◆ **Set task**
Reproduce all entries precisely, down to the last character.

◆ **Information provided**

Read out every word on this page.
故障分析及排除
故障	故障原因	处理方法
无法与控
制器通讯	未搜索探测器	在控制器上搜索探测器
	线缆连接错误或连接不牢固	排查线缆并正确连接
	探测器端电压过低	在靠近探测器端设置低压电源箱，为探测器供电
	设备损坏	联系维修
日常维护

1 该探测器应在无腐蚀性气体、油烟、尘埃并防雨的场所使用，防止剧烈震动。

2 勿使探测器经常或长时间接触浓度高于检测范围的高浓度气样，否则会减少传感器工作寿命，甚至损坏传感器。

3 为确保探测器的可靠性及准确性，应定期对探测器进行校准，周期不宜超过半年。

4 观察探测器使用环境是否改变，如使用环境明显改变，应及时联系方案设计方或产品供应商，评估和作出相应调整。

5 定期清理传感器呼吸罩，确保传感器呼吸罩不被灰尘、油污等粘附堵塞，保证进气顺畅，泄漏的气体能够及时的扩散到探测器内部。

◆ **Final result**
Read out every word on this page.
故障分析及排除
故障	故障原因	处理方法
无法与控
制器通讯	未搜索探测器	在控制器上搜索探测器
	线缆连接错误或连接不牢固	排查线缆并正确连接
	探测器端电压过低	在靠近探测器端设置低压电源箱，为探测器供电
	设备损坏	联系维修
日常维护

1 该探测器应在无腐蚀性气体、油烟、尘埃并防雨的场所使用，防止剧烈震动。

2 勿使探测器经常或长时间接触浓度高于检测范围的高浓度气样，否则会减少传感器工作寿命，甚至损坏传感器。

3 为确保探测器的可靠性及准确性，应定期对探测器进行校准，周期不宜超过半年。

4 观察探测器使用环境是否改变，如使用环境明显改变，应及时联系方案设计方或产品供应商，评估和作出相应调整。

5 定期清理传感器呼吸罩，确保传感器呼吸罩不被灰尘、油污等粘附堵塞，保证进气顺畅，泄漏的气体能够及时的扩散到探测器内部。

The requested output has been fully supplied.